EXERCISE GOAL: Your task is to copy each line that has the word "crore".

═══ INPUT FOR THIS TASK

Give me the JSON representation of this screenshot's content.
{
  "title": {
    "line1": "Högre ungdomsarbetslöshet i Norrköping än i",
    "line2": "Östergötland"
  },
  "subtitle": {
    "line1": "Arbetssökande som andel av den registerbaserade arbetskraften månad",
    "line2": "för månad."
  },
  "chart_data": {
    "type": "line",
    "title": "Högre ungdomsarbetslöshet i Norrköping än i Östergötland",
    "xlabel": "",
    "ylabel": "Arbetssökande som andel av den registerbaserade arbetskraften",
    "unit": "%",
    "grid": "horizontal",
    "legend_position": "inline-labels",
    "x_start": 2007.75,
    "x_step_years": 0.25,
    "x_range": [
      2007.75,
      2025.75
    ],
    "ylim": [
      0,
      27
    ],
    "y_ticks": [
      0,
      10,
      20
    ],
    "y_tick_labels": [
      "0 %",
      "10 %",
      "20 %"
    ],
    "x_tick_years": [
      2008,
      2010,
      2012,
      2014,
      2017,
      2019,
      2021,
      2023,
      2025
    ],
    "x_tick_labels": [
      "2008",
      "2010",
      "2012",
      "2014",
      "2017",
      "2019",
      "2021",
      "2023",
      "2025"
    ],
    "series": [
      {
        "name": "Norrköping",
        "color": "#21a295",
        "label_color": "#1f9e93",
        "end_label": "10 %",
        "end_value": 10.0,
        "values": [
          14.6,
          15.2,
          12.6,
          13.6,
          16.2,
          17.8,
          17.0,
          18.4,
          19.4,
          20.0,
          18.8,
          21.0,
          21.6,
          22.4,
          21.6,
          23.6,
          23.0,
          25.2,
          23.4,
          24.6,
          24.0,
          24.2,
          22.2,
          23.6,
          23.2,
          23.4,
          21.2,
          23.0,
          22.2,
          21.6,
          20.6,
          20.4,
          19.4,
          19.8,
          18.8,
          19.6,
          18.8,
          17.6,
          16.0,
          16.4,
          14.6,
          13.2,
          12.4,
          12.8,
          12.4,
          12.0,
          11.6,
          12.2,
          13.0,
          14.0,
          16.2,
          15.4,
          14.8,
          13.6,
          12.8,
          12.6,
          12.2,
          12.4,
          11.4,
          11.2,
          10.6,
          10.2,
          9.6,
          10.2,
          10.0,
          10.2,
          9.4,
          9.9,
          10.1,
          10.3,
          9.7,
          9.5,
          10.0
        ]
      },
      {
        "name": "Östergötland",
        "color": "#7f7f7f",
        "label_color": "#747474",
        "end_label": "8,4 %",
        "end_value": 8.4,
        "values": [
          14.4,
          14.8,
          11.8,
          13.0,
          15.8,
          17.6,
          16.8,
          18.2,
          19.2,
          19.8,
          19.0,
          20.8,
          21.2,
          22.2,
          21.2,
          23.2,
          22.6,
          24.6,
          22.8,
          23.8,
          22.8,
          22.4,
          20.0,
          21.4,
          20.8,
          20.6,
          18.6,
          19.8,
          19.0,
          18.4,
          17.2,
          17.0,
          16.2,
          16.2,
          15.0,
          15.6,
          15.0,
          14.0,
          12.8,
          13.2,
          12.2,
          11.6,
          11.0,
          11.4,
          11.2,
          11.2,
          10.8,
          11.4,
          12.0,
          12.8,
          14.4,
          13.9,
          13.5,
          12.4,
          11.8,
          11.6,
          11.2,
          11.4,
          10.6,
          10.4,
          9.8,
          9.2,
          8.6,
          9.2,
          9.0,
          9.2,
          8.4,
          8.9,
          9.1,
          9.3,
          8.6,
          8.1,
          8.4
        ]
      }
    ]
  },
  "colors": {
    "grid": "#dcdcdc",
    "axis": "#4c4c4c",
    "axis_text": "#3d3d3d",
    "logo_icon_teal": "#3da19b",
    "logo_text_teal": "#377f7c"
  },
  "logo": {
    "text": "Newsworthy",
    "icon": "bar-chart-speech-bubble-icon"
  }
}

══════
═══ INPUT FOR THIS TASK

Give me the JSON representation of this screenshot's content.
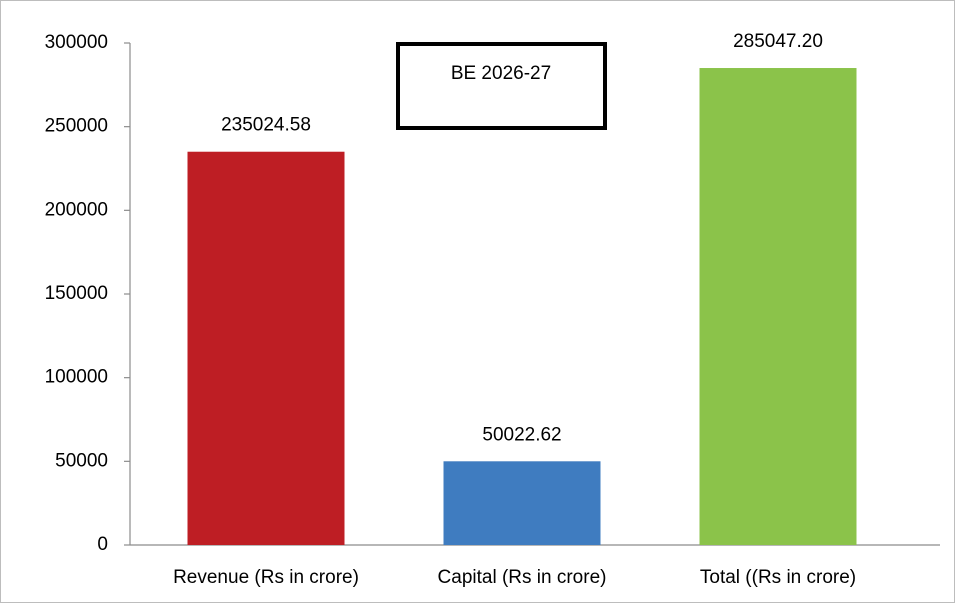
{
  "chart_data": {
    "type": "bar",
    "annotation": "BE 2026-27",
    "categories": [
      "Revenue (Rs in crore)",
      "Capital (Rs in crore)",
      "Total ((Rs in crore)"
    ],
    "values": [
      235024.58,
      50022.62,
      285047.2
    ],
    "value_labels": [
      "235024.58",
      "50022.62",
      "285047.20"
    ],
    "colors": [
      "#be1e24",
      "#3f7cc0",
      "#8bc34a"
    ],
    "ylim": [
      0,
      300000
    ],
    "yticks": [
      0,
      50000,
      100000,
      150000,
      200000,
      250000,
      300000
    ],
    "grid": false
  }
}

══════
═══ INPUT FOR THIS TASK

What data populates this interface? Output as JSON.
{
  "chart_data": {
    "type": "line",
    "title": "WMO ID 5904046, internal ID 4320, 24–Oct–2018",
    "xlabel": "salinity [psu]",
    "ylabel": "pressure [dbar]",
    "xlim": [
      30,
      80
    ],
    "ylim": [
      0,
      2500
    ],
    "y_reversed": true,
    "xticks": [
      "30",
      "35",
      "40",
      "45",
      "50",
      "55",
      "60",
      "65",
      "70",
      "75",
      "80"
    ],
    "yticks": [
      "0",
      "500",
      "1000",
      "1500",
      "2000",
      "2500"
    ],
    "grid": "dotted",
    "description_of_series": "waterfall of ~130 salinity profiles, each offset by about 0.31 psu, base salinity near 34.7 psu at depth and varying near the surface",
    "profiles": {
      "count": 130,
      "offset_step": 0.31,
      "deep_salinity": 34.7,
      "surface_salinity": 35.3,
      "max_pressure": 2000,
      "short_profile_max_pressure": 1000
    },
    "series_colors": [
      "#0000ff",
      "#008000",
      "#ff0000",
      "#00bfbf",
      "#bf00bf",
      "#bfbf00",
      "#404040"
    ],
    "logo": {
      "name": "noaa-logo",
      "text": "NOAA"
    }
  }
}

══════

SOLVED EXERCISE:
      "Revenue (Rs in crore)",
      "Capital (Rs in crore)",
      "Total ((Rs in crore)"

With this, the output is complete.